**Goal:**
Your reply should be a single number: how many lines contain the string "document".

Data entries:

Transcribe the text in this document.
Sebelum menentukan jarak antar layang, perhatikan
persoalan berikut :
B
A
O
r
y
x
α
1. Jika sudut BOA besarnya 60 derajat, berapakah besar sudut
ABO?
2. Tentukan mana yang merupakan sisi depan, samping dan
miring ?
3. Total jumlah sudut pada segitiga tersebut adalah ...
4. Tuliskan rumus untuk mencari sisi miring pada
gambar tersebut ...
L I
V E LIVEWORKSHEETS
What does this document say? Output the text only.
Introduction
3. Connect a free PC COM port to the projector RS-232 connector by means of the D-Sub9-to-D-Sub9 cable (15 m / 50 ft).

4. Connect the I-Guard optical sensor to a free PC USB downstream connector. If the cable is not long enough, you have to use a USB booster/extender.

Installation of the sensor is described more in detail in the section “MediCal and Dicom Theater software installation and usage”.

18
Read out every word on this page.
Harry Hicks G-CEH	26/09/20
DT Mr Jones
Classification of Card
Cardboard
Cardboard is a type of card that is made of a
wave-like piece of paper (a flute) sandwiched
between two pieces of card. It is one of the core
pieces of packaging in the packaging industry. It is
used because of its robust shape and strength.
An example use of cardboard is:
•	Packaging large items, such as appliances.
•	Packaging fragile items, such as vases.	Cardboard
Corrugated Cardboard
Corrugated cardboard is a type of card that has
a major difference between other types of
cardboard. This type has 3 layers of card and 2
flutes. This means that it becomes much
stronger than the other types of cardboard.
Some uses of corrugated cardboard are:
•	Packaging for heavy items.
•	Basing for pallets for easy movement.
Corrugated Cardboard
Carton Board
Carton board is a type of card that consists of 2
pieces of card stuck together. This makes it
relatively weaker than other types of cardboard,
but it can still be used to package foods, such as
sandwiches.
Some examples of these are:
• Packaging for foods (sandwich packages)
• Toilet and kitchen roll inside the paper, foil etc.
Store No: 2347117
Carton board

**Exercise output:**
2